> _Instructions for the task_:
Scan the lines below for the word "point". Copy each line you find it in.

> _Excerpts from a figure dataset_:
>>
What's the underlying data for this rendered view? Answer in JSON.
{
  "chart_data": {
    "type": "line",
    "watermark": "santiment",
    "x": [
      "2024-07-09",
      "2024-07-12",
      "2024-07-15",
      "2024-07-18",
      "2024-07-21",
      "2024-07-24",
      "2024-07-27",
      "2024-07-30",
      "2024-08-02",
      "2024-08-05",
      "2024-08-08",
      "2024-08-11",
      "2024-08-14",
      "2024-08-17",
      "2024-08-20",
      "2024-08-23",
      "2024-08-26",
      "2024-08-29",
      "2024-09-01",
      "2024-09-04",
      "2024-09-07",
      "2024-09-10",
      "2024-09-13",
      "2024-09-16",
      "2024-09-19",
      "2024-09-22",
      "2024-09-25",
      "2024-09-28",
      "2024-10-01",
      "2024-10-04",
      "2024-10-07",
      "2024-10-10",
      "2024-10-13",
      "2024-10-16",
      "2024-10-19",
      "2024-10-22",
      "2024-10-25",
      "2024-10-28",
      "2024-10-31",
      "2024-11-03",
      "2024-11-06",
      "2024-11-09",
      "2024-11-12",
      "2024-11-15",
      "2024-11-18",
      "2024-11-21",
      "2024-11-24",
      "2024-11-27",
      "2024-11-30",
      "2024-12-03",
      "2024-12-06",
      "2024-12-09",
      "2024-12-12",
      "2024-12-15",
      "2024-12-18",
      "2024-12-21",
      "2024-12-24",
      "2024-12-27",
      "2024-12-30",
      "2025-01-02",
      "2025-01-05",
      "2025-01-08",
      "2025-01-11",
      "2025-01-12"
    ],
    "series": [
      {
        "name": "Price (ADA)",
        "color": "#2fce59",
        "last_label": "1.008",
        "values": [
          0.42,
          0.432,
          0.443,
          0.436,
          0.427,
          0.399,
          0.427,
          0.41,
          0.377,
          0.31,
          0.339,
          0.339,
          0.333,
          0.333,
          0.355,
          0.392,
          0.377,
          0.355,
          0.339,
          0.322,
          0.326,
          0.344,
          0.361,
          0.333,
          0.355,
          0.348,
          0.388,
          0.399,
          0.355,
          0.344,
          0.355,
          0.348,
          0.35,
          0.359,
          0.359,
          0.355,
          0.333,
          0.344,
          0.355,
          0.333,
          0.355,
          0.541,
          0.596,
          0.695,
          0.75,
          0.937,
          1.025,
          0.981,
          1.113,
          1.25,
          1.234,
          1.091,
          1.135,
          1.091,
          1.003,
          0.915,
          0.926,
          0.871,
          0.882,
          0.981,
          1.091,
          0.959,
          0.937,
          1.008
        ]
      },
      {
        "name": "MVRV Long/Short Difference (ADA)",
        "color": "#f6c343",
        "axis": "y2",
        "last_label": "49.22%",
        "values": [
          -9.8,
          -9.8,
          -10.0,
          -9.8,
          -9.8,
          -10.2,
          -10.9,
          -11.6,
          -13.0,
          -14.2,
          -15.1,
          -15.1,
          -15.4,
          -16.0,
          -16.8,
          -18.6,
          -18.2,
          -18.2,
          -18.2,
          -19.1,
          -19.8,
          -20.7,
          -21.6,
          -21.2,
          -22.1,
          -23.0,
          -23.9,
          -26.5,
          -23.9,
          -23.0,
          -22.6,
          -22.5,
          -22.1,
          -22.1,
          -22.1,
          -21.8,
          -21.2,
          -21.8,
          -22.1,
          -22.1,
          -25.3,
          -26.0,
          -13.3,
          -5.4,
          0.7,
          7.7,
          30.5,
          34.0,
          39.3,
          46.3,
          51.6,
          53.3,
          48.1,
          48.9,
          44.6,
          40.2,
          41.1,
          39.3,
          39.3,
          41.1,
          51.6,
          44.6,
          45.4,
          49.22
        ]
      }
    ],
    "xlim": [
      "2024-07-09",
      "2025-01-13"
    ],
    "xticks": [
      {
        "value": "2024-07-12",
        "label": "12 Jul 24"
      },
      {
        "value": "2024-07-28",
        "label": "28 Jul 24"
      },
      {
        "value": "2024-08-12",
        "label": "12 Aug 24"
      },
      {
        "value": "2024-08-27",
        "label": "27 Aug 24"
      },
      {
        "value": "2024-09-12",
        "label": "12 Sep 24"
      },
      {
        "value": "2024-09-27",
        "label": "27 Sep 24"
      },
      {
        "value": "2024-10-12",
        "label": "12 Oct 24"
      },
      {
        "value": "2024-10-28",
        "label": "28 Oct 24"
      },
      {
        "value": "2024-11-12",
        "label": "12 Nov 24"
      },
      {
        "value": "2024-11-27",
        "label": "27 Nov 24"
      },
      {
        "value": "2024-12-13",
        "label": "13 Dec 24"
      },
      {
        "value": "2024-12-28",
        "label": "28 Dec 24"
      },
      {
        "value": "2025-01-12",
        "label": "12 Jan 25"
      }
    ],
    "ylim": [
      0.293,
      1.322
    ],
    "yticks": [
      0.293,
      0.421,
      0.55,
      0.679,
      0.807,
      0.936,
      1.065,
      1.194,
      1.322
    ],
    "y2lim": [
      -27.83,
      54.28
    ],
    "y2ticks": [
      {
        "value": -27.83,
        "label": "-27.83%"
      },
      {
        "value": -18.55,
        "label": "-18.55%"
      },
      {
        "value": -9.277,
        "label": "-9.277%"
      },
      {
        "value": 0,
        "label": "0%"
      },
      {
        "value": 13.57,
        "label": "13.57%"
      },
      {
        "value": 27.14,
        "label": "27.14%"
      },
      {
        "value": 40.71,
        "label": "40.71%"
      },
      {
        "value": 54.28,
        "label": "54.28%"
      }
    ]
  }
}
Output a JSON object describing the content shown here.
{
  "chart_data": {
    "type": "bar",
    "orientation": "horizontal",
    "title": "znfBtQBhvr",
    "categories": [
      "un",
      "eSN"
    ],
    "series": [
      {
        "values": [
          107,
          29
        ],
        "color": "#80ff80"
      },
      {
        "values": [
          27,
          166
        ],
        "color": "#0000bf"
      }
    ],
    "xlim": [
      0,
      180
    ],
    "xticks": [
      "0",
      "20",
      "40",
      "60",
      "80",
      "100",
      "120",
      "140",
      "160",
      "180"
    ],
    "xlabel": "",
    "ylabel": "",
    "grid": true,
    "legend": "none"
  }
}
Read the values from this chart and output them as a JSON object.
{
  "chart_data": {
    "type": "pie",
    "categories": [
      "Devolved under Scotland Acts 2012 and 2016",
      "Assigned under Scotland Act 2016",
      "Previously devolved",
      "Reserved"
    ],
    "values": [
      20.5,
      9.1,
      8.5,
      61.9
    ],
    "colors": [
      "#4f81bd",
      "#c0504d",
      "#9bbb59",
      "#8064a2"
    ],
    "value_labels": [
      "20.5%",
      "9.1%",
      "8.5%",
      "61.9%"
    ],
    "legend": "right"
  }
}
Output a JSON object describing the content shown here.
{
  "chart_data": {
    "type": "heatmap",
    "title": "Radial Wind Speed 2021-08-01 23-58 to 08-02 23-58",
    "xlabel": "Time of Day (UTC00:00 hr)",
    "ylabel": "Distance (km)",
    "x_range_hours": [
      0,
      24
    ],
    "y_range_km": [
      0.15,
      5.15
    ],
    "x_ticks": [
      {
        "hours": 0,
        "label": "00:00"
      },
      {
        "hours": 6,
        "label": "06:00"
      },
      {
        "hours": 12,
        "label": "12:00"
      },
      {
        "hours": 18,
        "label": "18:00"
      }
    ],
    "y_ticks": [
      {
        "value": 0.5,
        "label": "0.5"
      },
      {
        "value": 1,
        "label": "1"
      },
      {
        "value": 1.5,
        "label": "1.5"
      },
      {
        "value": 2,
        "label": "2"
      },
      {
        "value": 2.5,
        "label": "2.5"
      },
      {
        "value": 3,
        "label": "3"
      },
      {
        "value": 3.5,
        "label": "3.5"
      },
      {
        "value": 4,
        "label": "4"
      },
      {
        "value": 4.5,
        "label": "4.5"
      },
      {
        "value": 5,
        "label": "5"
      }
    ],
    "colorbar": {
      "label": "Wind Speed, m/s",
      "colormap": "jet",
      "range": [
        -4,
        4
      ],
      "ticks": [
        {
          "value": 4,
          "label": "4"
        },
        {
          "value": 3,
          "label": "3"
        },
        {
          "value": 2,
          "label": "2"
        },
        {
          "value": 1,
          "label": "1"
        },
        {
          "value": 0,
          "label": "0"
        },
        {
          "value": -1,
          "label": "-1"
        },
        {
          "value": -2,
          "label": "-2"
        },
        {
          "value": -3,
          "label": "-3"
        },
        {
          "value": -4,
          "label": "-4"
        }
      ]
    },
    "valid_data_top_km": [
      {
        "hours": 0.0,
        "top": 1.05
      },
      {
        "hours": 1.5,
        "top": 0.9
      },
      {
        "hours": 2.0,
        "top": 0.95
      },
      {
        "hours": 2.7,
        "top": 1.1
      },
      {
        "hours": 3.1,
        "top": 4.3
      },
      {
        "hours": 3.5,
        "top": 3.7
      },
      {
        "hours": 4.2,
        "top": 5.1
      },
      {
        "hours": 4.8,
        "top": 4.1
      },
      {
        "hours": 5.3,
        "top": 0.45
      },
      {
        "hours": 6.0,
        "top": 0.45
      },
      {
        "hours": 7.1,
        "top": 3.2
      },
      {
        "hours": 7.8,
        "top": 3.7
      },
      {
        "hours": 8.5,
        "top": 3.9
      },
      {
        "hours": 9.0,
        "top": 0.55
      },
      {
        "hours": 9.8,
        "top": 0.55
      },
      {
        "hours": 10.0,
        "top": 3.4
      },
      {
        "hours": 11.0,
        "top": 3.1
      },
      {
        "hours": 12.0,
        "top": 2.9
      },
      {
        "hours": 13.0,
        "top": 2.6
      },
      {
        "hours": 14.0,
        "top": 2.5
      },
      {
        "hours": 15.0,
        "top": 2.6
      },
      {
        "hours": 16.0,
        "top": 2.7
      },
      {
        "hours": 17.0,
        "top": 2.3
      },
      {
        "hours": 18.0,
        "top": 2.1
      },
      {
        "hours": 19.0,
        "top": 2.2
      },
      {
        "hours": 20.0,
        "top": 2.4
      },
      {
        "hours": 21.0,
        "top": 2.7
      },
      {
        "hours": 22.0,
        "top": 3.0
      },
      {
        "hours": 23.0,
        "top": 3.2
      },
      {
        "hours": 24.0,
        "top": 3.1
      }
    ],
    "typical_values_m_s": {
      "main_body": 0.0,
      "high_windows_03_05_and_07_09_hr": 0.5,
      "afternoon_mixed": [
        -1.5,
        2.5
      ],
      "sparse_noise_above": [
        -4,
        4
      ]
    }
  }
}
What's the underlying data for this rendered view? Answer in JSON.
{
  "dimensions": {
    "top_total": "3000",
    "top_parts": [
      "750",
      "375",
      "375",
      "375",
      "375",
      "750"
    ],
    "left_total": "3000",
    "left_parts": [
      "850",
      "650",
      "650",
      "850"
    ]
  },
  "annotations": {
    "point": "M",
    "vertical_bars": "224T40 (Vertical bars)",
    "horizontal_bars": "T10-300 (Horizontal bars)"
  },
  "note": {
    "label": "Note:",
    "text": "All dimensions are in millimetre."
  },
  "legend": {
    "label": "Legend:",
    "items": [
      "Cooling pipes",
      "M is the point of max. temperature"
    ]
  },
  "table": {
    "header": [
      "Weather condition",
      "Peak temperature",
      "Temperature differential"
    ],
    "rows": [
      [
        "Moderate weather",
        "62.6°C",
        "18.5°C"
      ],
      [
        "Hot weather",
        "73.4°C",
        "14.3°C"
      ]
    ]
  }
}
<<
> _Answer to the task_:
    "point": "M",
      "M is the point of max. temperature"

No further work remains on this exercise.